Given records:
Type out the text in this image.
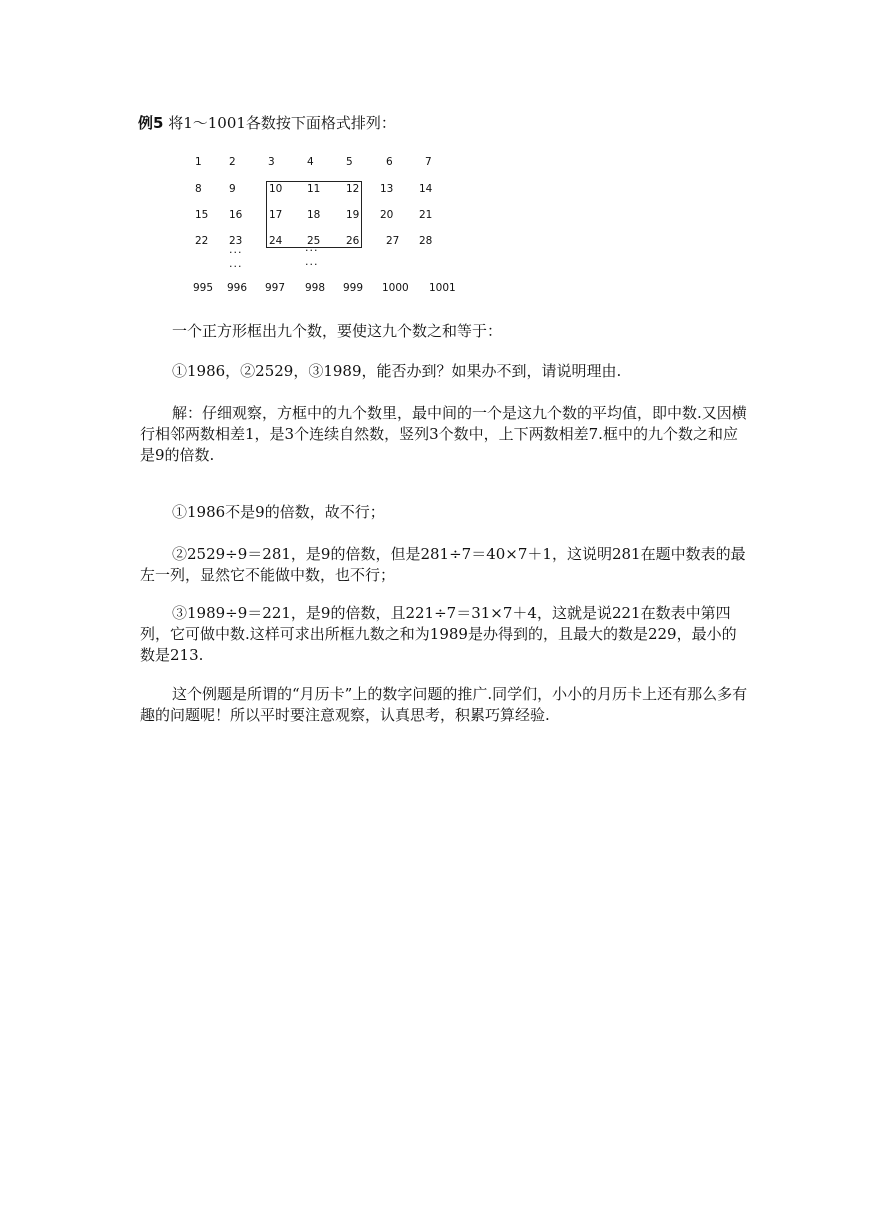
例5 将1～1001各数按下面格式排列：
1	2	3	4	5	6	7
8	9	10 11 12 13 14
15 16	17 18 19 20 21
22 23	24 25 26	27 28
···	···
···	···
995 996 997 998 999 1000 1001
一个正方形框出九个数，要使这九个数之和等于：
①1986，②2529，③1989，能否办到？如果办不到，请说明理由.
解：仔细观察，方框中的九个数里，最中间的一个是这九个数的平均值，即中数.又因横行相邻两数相差1，是3个连续自然数，竖列3个数中，上下两数相差7.框中的九个数之和应是9的倍数.
①1986不是9的倍数，故不行；
②2529÷9＝281，是9的倍数，但是281÷7＝40×7＋1，这说明281在题中数表的最左一列，显然它不能做中数，也不行；
③1989÷9＝221，是9的倍数，且221÷7＝31×7＋4，这就是说221在数表中第四列，它可做中数.这样可求出所框九数之和为1989是办得到的，且最大的数是229，最小的数是213.
这个例题是所谓的“月历卡”上的数字问题的推广.同学们，小小的月历卡上还有那么多有趣的问题呢！所以平时要注意观察，认真思考，积累巧算经验.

Directions: All the material shown above is to be copied exactly, with no pictures carried over.

Completed exercise:
Type out the text in this image.
例5 将1～1001各数按下面格式排列：
1	2	3	4	5	6	7
8	9	10 11 12 13 14
15 16	17 18 19 20 21
22 23	24 25 26	27 28
···	···
···	···
995 996 997 998 999 1000 1001
一个正方形框出九个数，要使这九个数之和等于：
①1986，②2529，③1989，能否办到？如果办不到，请说明理由.
解：仔细观察，方框中的九个数里，最中间的一个是这九个数的平均值，即中数.又因横行相邻两数相差1，是3个连续自然数，竖列3个数中，上下两数相差7.框中的九个数之和应是9的倍数.
①1986不是9的倍数，故不行；
②2529÷9＝281，是9的倍数，但是281÷7＝40×7＋1，这说明281在题中数表的最左一列，显然它不能做中数，也不行；
③1989÷9＝221，是9的倍数，且221÷7＝31×7＋4，这就是说221在数表中第四列，它可做中数.这样可求出所框九数之和为1989是办得到的，且最大的数是229，最小的数是213.
这个例题是所谓的“月历卡”上的数字问题的推广.同学们，小小的月历卡上还有那么多有趣的问题呢！所以平时要注意观察，认真思考，积累巧算经验.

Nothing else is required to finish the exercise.